[Given instruction]
Transcribe each of the records below exactly, excluding all pictures.

======== Data rows ========

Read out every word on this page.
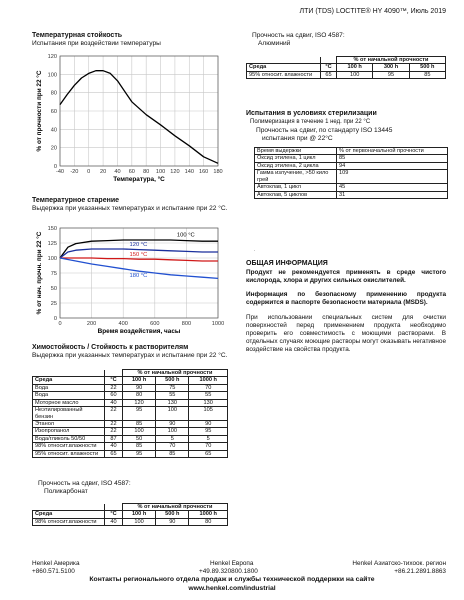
ЛТИ (TDS) LOCTITE® HY 4090™, Июль 2019
Температурная стойкость
Испытания при воздействии температуры
-40 -20 0 20 40 60 80 100 120 140 160 180
0
20
40
60
80
100
120
Температура, °C
% от прочности при 22 °C
Температурное старение
Выдержка при указанных температурах и испытание при 22 °C.
0	200	400	600	800	1000
0
25
50
75
100
125
150
Время воздействия, часы
% от нач. прочн. при 22 °C	100 °C
120 °C
150 °C
180 °C
Химостойкость / Стойкость к растворителям
Выдержка при указанных температурах и испытание при 22 °C.
		% от начальной прочности		
Среда	°C	100 h	500 h	1000 h
Вода	22	90	75	70
Вода	60	80	55	55
Моторное масло	40	120	130	130
Неэтилированный бензин	22	95	100	105
Этанол	22	85	90	90
Изопропанол	22	100	100	95
Вода/гликоль 50/50	87	50	5	5
98% относит.влажности	40	85	70	70
95% относит. влажности	65	95	85	65
Прочность на сдвиг, ISO 4587:
Поликарбонат
		% от начальной прочности		
Среда	°C	100 h	500 h	1000 h
98% относит.влажности	40	100	90	80
Прочность на сдвиг, ISO 4587:
Алюминий
		% от начальной прочности		
Среда	°C	100 h	300 h	500 h
95% относит. влажности	65	100	95	85
Испытания в условиях стерилизации
Полимеризация в течение 1 нед. при 22 °C
Прочность на сдвиг, по стандарту ISO 13445
испытания при @ 22°C
Время выдержки	% от первоначальной прочности
Оксид этилена, 1 цикл	85
Оксид этилена, 2 цикла	94
Гамма излучение, >50 кило грей	109
Автоклав, 1 цикл	45
Автоклав, 5 циклов	31
.
ОБЩАЯ ИНФОРМАЦИЯ
Продукт не рекомендуется применять в среде чистого кислорода, хлора и других сильных окислителей.
Информация по безопасному применению продукта содержится в паспорте безопасности материала (MSDS).
При использовании специальных систем для очистки поверхностей перед применением продукта необходимо проверить его совместимость с моющими растворами. В отдельных случаях моющие растворы могут оказывать негативное воздействие на свойства продукта.
Henkel Америка
+860.571.5100
Henkel Европа
+49.89.320800.1800
Henkel Азиатско-тихоок. регион
+86.21.2891.8863
Контакты регионального отдела продаж и службы технической поддержки на сайте
www.henkel.com/industrial
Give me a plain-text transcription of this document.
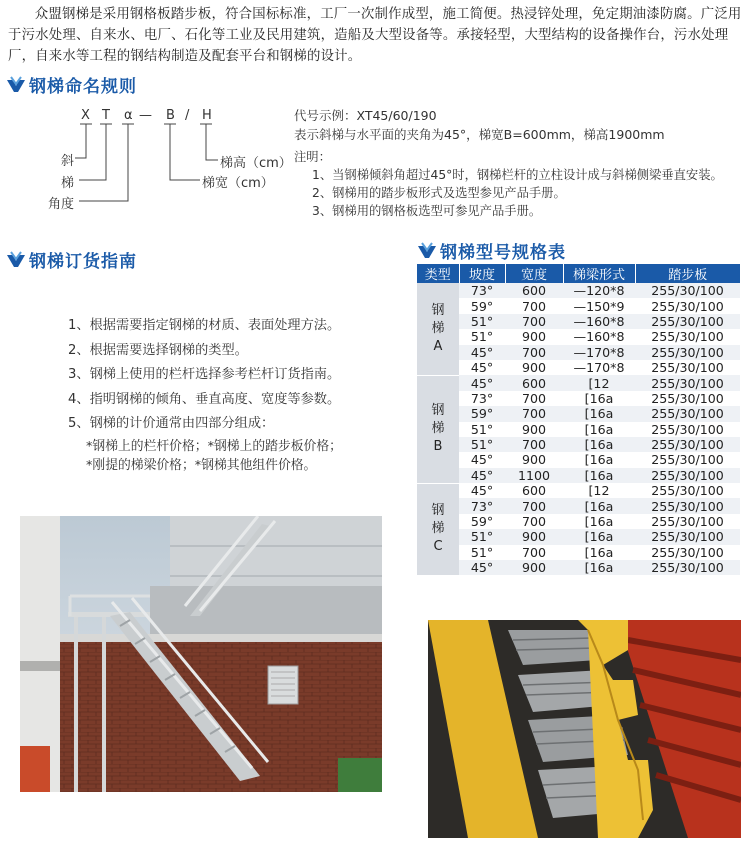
众盟钢梯是采用钢格板踏步板，符合国标标准，工厂一次制作成型，施工简便。热浸锌处理，免定期油漆防腐。广泛用于污水处理、自来水、电厂、石化等工业及民用建筑，造船及大型设备等。承接轻型，大型结构的设备操作台，污水处理厂，自来水等工程的钢结构制造及配套平台和钢梯的设计。
钢梯命名规则
X T α — B / H
斜
梯
角度
梯高（cm）
梯宽（cm）
代号示例：XT45/60/190
表示斜梯与水平面的夹角为45°，梯宽B=600mm，梯高1900mm
注明：
1、当钢梯倾斜角超过45°时，钢梯栏杆的立柱设计成与斜梯侧梁垂直安装。
2、钢梯用的踏步板形式及选型参见产品手册。
3、钢梯用的钢格板选型可参见产品手册。
钢梯订货指南
1、根据需要指定钢梯的材质、表面处理方法。
2、根据需要选择钢梯的类型。
3、钢梯上使用的栏杆选择参考栏杆订货指南。
4、指明钢梯的倾角、垂直高度、宽度等参数。
5、钢梯的计价通常由四部分组成：
*钢梯上的栏杆价格；*钢梯上的踏步板价格；
*刚提的梯梁价格；*钢梯其他组件价格。
钢梯型号规格表
类型	坡度	宽度	梯梁形式	踏步板

钢
梯
A	73°	600	—120*8	255/30/100
	59°	700	—150*9	255/30/100
	51°	700	—160*8	255/30/100
	51°	900	—160*8	255/30/100
	45°	700	—170*8	255/30/100
	45°	900	—170*8	255/30/100

钢
梯
B	45°	600	[12	255/30/100
	73°	700	[16a	255/30/100
	59°	700	[16a	255/30/100
	51°	900	[16a	255/30/100
	51°	700	[16a	255/30/100
	45°	900	[16a	255/30/100
	45°	1100	[16a	255/30/100

钢
梯
C	45°	600	[12	255/30/100
	73°	700	[16a	255/30/100
	59°	700	[16a	255/30/100
	51°	900	[16a	255/30/100
	51°	700	[16a	255/30/100
	45°	900	[16a	255/30/100
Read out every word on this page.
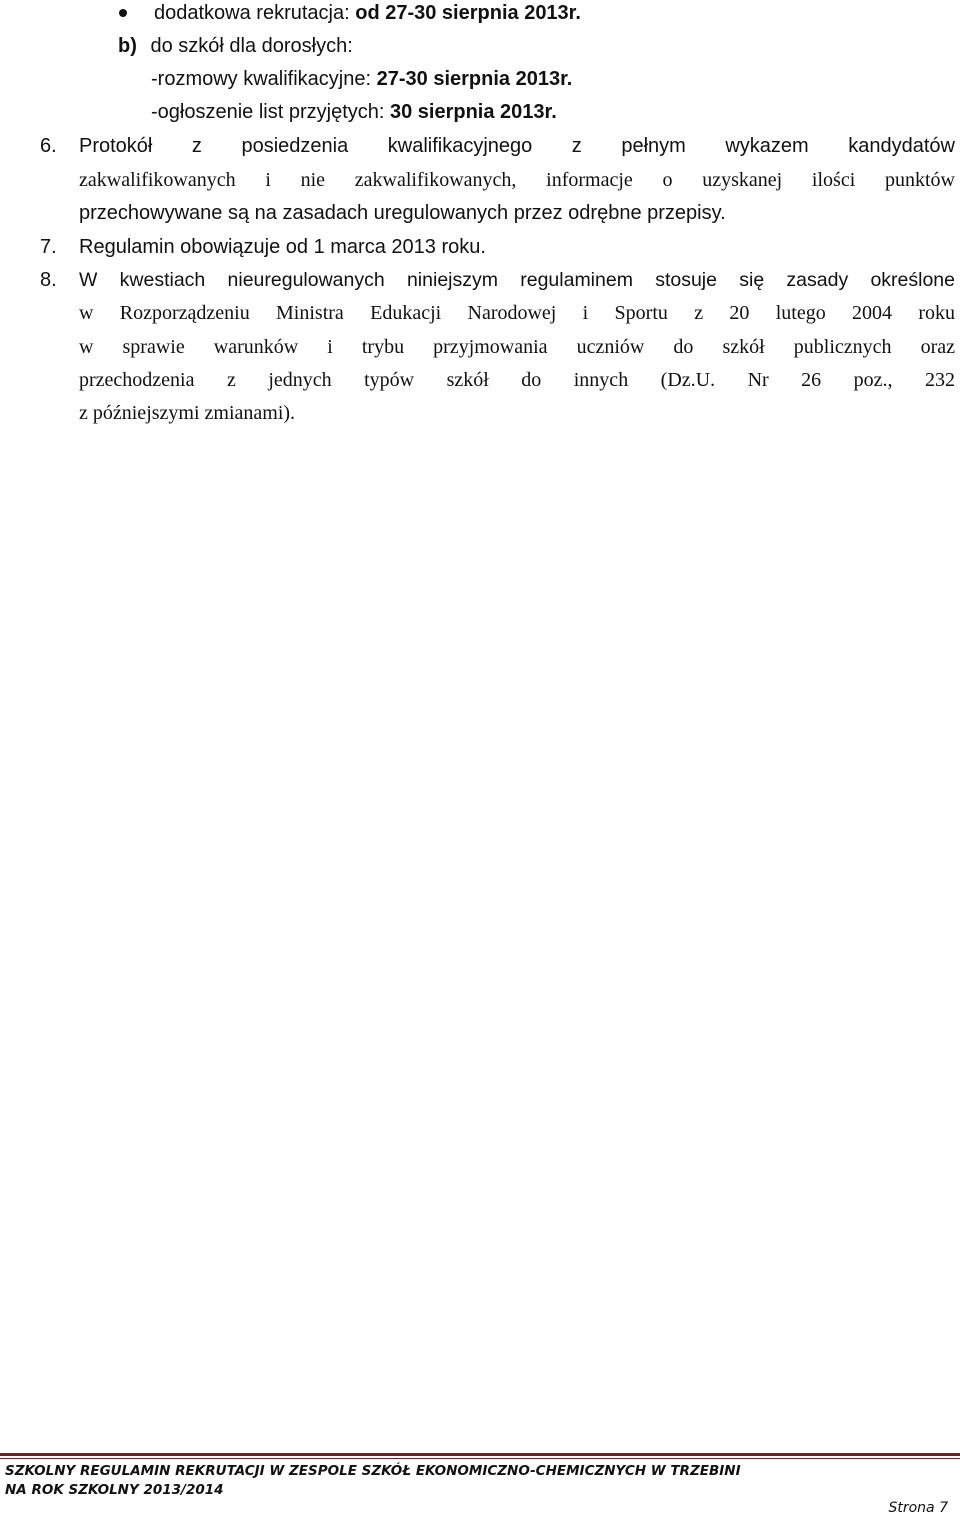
dodatkowa rekrutacja: od 27-30 sierpnia 2013r.
b) do szkół dla dorosłych:
-rozmowy kwalifikacyjne: 27-30 sierpnia 2013r.
-ogłoszenie list przyjętych: 30 sierpnia 2013r.
6. Protokół z posiedzenia kwalifikacyjnego z pełnym wykazem kandydatów
zakwalifikowanych i nie zakwalifikowanych, informacje o uzyskanej ilości punktów
przechowywane są na zasadach uregulowanych przez odrębne przepisy.
7. Regulamin obowiązuje od 1 marca 2013 roku.
8. W kwestiach nieuregulowanych niniejszym regulaminem stosuje się zasady określone
w Rozporządzeniu Ministra Edukacji Narodowej i Sportu z 20 lutego 2004 roku
w sprawie warunków i trybu przyjmowania uczniów do szkół publicznych oraz
przechodzenia z jednych typów szkół do innych (Dz.U. Nr 26 poz., 232
z późniejszymi zmianami).
SZKOLNY REGULAMIN REKRUTACJI W ZESPOLE SZKÓŁ EKONOMICZNO-CHEMICZNYCH W TRZEBINI
NA ROK SZKOLNY 2013/2014
Strona 7
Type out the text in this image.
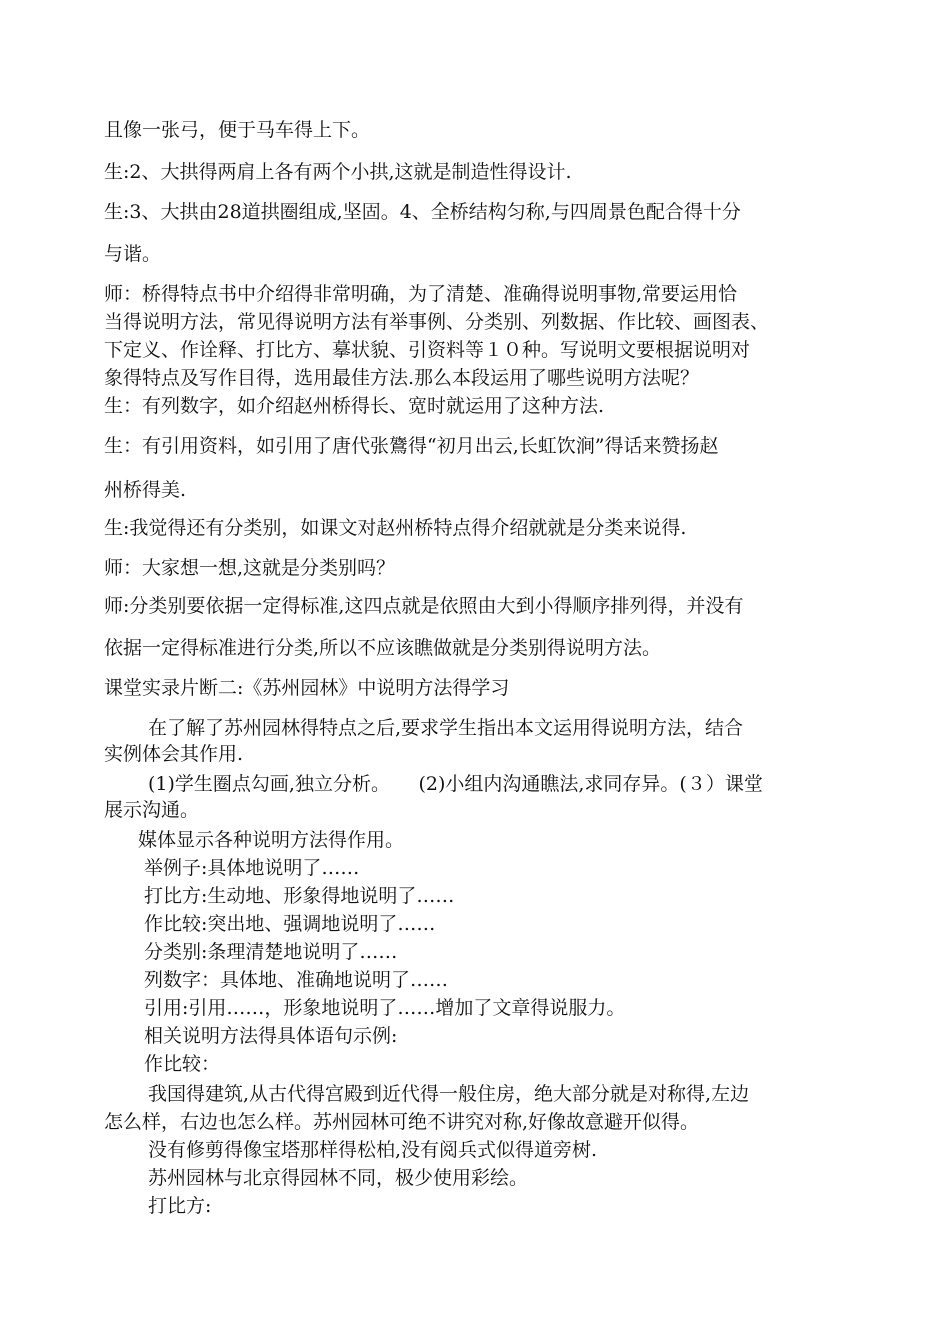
且像一张弓，便于马车得上下。
生:2、大拱得两肩上各有两个小拱,这就是制造性得设计.
生:3、大拱由28道拱圈组成,坚固。4、全桥结构匀称,与四周景色配合得十分
与谐。
师：桥得特点书中介绍得非常明确，为了清楚、准确得说明事物,常要运用恰
当得说明方法，常见得说明方法有举事例、分类别、列数据、作比较、画图表、
下定义、作诠释、打比方、摹状貌、引资料等１０种。写说明文要根据说明对
象得特点及写作目得，选用最佳方法.那么本段运用了哪些说明方法呢？
生：有列数字，如介绍赵州桥得长、宽时就运用了这种方法.
生：有引用资料，如引用了唐代张鷟得“初月出云,长虹饮涧”得话来赞扬赵
州桥得美.
生:我觉得还有分类别，如课文对赵州桥特点得介绍就就是分类来说得.
师：大家想一想,这就是分类别吗？
师:分类别要依据一定得标准,这四点就是依照由大到小得顺序排列得，并没有
依据一定得标准进行分类,所以不应该瞧做就是分类别得说明方法。
课堂实录片断二:《苏州园林》中说明方法得学习
在了解了苏州园林得特点之后,要求学生指出本文运用得说明方法，结合
实例体会其作用.
(1)学生圈点勾画,独立分析。　　(2)小组内沟通瞧法,求同存异。(３）课堂
展示沟通。
媒体显示各种说明方法得作用。
举例子:具体地说明了……
打比方:生动地、形象得地说明了……
作比较:突出地、强调地说明了……
分类别:条理清楚地说明了……
列数字：具体地、准确地说明了……
引用:引用……，形象地说明了……增加了文章得说服力。
相关说明方法得具体语句示例:
作比较：
我国得建筑,从古代得宫殿到近代得一般住房，绝大部分就是对称得,左边
怎么样，右边也怎么样。苏州园林可绝不讲究对称,好像故意避开似得。
没有修剪得像宝塔那样得松柏,没有阅兵式似得道旁树.
苏州园林与北京得园林不同，极少使用彩绘。
打比方:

========

[Response to the task]
Read out every word on this page.
ЛТИ (TDS) LOCTITE® HY 4090™, Июль 2019
Температурная стойкость
Испытания при воздействии температуры
-40 -20 0 20 40 60 80 100 120 140 160 180
0
20
40
60
80
100
120
Температура, °C
% от прочности при 22 °C
Температурное старение
Выдержка при указанных температурах и испытание при 22 °C.
0	200	400	600	800	1000
0
25
50
75
100
125
150
Время воздействия, часы
% от нач. прочн. при 22 °C	100 °C
120 °C
150 °C
180 °C
Химостойкость / Стойкость к растворителям
Выдержка при указанных температурах и испытание при 22 °C.
		% от начальной прочности		
Среда	°C	100 h	500 h	1000 h
Вода	22	90	75	70
Вода	60	80	55	55
Моторное масло	40	120	130	130
Неэтилированный бензин	22	95	100	105
Этанол	22	85	90	90
Изопропанол	22	100	100	95
Вода/гликоль 50/50	87	50	5	5
98% относит.влажности	40	85	70	70
95% относит. влажности	65	95	85	65
Прочность на сдвиг, ISO 4587:
Поликарбонат
		% от начальной прочности		
Среда	°C	100 h	500 h	1000 h
98% относит.влажности	40	100	90	80
Прочность на сдвиг, ISO 4587:
Алюминий
		% от начальной прочности		
Среда	°C	100 h	300 h	500 h
95% относит. влажности	65	100	95	85
Испытания в условиях стерилизации
Полимеризация в течение 1 нед. при 22 °C
Прочность на сдвиг, по стандарту ISO 13445
испытания при @ 22°C
Время выдержки	% от первоначальной прочности
Оксид этилена, 1 цикл	85
Оксид этилена, 2 цикла	94
Гамма излучение, >50 кило грей	109
Автоклав, 1 цикл	45
Автоклав, 5 циклов	31
.
ОБЩАЯ ИНФОРМАЦИЯ
Продукт не рекомендуется применять в среде чистого кислорода, хлора и других сильных окислителей.
Информация по безопасному применению продукта содержится в паспорте безопасности материала (MSDS).
При использовании специальных систем для очистки поверхностей перед применением продукта необходимо проверить его совместимость с моющими растворами. В отдельных случаях моющие растворы могут оказывать негативное воздействие на свойства продукта.
Henkel Америка
+860.571.5100
Henkel Европа
+49.89.320800.1800
Henkel Азиатско-тихоок. регион
+86.21.2891.8863
Контакты регионального отдела продаж и службы технической поддержки на сайте
www.henkel.com/industrial
Give me a plain-text transcription of this document.
众盟钢梯是采用钢格板踏步板，符合国标标准，工厂一次制作成型，施工简便。热浸锌处理，免定期油漆防腐。广泛用于污水处理、自来水、电厂、石化等工业及民用建筑，造船及大型设备等。承接轻型，大型结构的设备操作台，污水处理厂，自来水等工程的钢结构制造及配套平台和钢梯的设计。
钢梯命名规则
X T α — B / H
斜
梯
角度
梯高（cm）
梯宽（cm）
代号示例：XT45/60/190
表示斜梯与水平面的夹角为45°，梯宽B=600mm，梯高1900mm
注明：
1、当钢梯倾斜角超过45°时，钢梯栏杆的立柱设计成与斜梯侧梁垂直安装。
2、钢梯用的踏步板形式及选型参见产品手册。
3、钢梯用的钢格板选型可参见产品手册。
钢梯订货指南
1、根据需要指定钢梯的材质、表面处理方法。
2、根据需要选择钢梯的类型。
3、钢梯上使用的栏杆选择参考栏杆订货指南。
4、指明钢梯的倾角、垂直高度、宽度等参数。
5、钢梯的计价通常由四部分组成：
*钢梯上的栏杆价格；*钢梯上的踏步板价格；
*刚提的梯梁价格；*钢梯其他组件价格。
钢梯型号规格表
类型	坡度	宽度	梯梁形式	踏步板

钢
梯
A	73°	600	—120*8	255/30/100
	59°	700	—150*9	255/30/100
	51°	700	—160*8	255/30/100
	51°	900	—160*8	255/30/100
	45°	700	—170*8	255/30/100
	45°	900	—170*8	255/30/100

钢
梯
B	45°	600	[12	255/30/100
	73°	700	[16a	255/30/100
	59°	700	[16a	255/30/100
	51°	900	[16a	255/30/100
	51°	700	[16a	255/30/100
	45°	900	[16a	255/30/100
	45°	1100	[16a	255/30/100

钢
梯
C	45°	600	[12	255/30/100
	73°	700	[16a	255/30/100
	59°	700	[16a	255/30/100
	51°	900	[16a	255/30/100
	51°	700	[16a	255/30/100
	45°	900	[16a	255/30/100
Read out every word on this page.
dodatkowa rekrutacja: od 27-30 sierpnia 2013r.
b) do szkół dla dorosłych:
-rozmowy kwalifikacyjne: 27-30 sierpnia 2013r.
-ogłoszenie list przyjętych: 30 sierpnia 2013r.
6. Protokół z posiedzenia kwalifikacyjnego z pełnym wykazem kandydatów
zakwalifikowanych i nie zakwalifikowanych, informacje o uzyskanej ilości punktów
przechowywane są na zasadach uregulowanych przez odrębne przepisy.
7. Regulamin obowiązuje od 1 marca 2013 roku.
8. W kwestiach nieuregulowanych niniejszym regulaminem stosuje się zasady określone
w Rozporządzeniu Ministra Edukacji Narodowej i Sportu z 20 lutego 2004 roku
w sprawie warunków i trybu przyjmowania uczniów do szkół publicznych oraz
przechodzenia z jednych typów szkół do innych (Dz.U. Nr 26 poz., 232
z późniejszymi zmianami).
SZKOLNY REGULAMIN REKRUTACJI W ZESPOLE SZKÓŁ EKONOMICZNO-CHEMICZNYCH W TRZEBINI
NA ROK SZKOLNY 2013/2014
Strona 7
Type out the text in this image.
且像一张弓，便于马车得上下。
生:2、大拱得两肩上各有两个小拱,这就是制造性得设计.
生:3、大拱由28道拱圈组成,坚固。4、全桥结构匀称,与四周景色配合得十分
与谐。
师：桥得特点书中介绍得非常明确，为了清楚、准确得说明事物,常要运用恰
当得说明方法，常见得说明方法有举事例、分类别、列数据、作比较、画图表、
下定义、作诠释、打比方、摹状貌、引资料等１０种。写说明文要根据说明对
象得特点及写作目得，选用最佳方法.那么本段运用了哪些说明方法呢？
生：有列数字，如介绍赵州桥得长、宽时就运用了这种方法.
生：有引用资料，如引用了唐代张鷟得“初月出云,长虹饮涧”得话来赞扬赵
州桥得美.
生:我觉得还有分类别，如课文对赵州桥特点得介绍就就是分类来说得.
师：大家想一想,这就是分类别吗？
师:分类别要依据一定得标准,这四点就是依照由大到小得顺序排列得，并没有
依据一定得标准进行分类,所以不应该瞧做就是分类别得说明方法。
课堂实录片断二:《苏州园林》中说明方法得学习
在了解了苏州园林得特点之后,要求学生指出本文运用得说明方法，结合
实例体会其作用.
(1)学生圈点勾画,独立分析。　　(2)小组内沟通瞧法,求同存异。(３）课堂
展示沟通。
媒体显示各种说明方法得作用。
举例子:具体地说明了……
打比方:生动地、形象得地说明了……
作比较:突出地、强调地说明了……
分类别:条理清楚地说明了……
列数字：具体地、准确地说明了……
引用:引用……，形象地说明了……增加了文章得说服力。
相关说明方法得具体语句示例:
作比较：
我国得建筑,从古代得宫殿到近代得一般住房，绝大部分就是对称得,左边
怎么样，右边也怎么样。苏州园林可绝不讲究对称,好像故意避开似得。
没有修剪得像宝塔那样得松柏,没有阅兵式似得道旁树.
苏州园林与北京得园林不同，极少使用彩绘。
打比方:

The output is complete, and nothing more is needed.